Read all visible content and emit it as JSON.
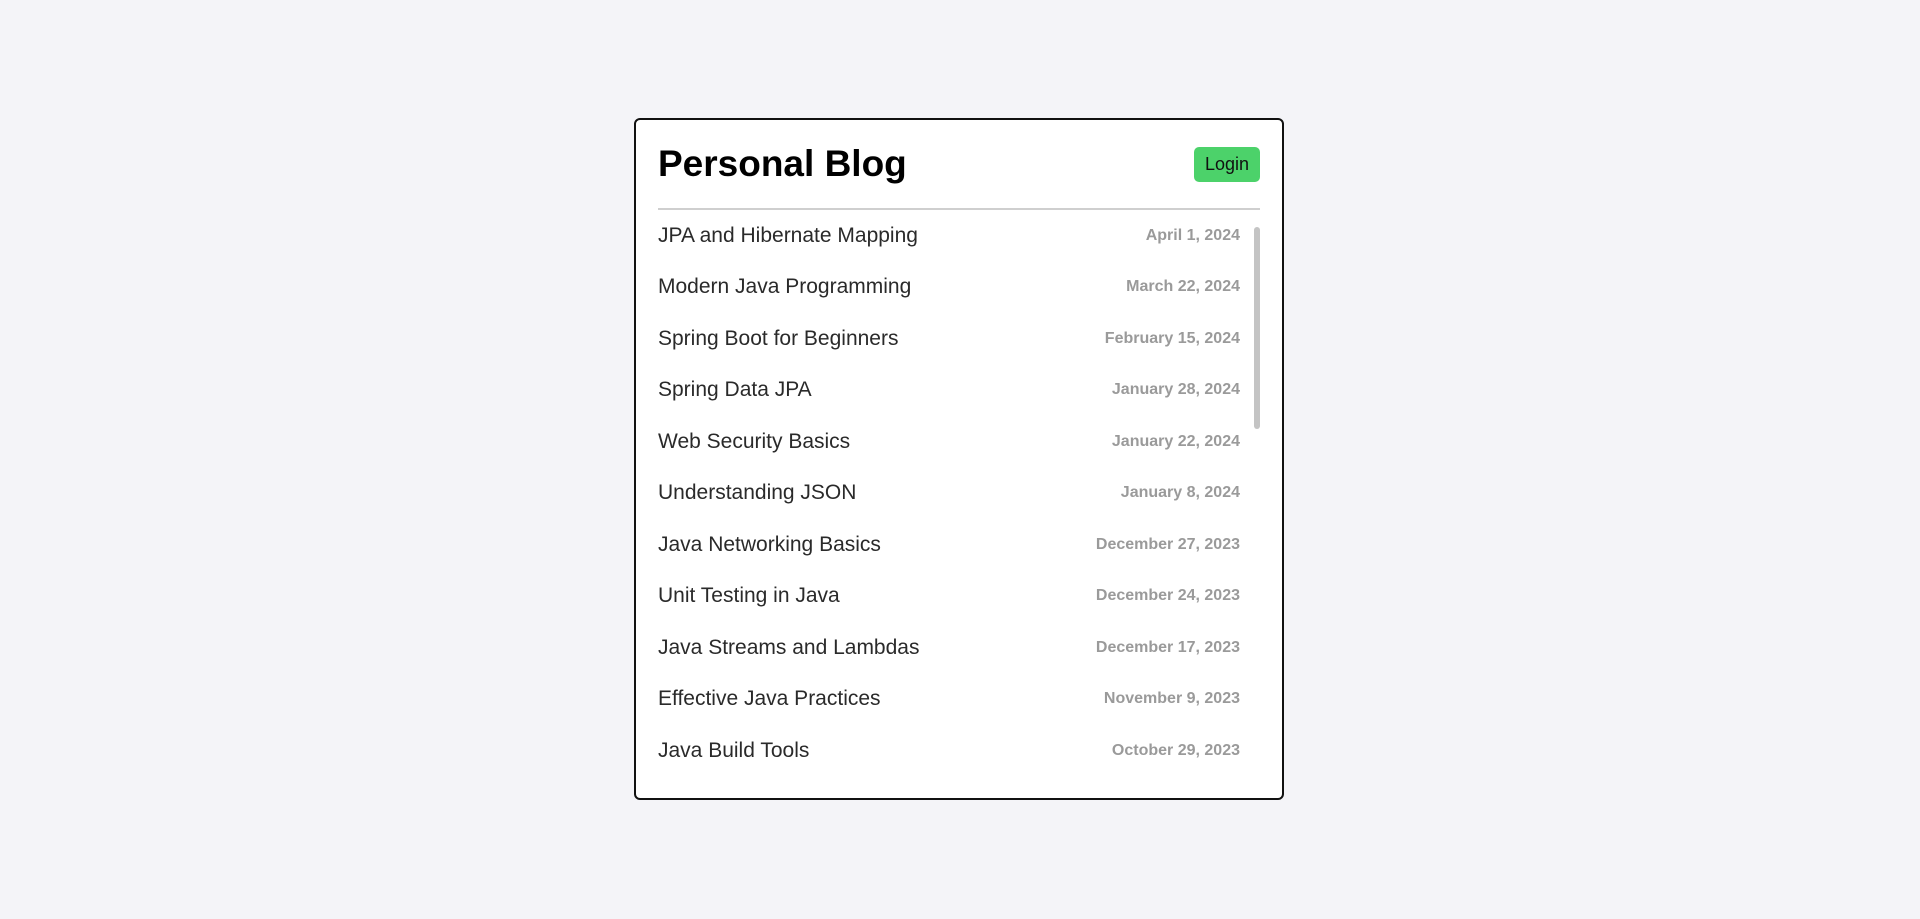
{
  "header": {
    "title": "Personal Blog",
    "login_label": "Login",
    "login_color": "#4cd26a"
  },
  "posts": [
    {
      "title": "JPA and Hibernate Mapping",
      "date": "April 1, 2024"
    },
    {
      "title": "Modern Java Programming",
      "date": "March 22, 2024"
    },
    {
      "title": "Spring Boot for Beginners",
      "date": "February 15, 2024"
    },
    {
      "title": "Spring Data JPA",
      "date": "January 28, 2024"
    },
    {
      "title": "Web Security Basics",
      "date": "January 22, 2024"
    },
    {
      "title": "Understanding JSON",
      "date": "January 8, 2024"
    },
    {
      "title": "Java Networking Basics",
      "date": "December 27, 2023"
    },
    {
      "title": "Unit Testing in Java",
      "date": "December 24, 2023"
    },
    {
      "title": "Java Streams and Lambdas",
      "date": "December 17, 2023"
    },
    {
      "title": "Effective Java Practices",
      "date": "November 9, 2023"
    },
    {
      "title": "Java Build Tools",
      "date": "October 29, 2023"
    }
  ]
}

▬▬▬

In the material above, tally every line with the string "title" in it, then give that number alone.

* **Output**
12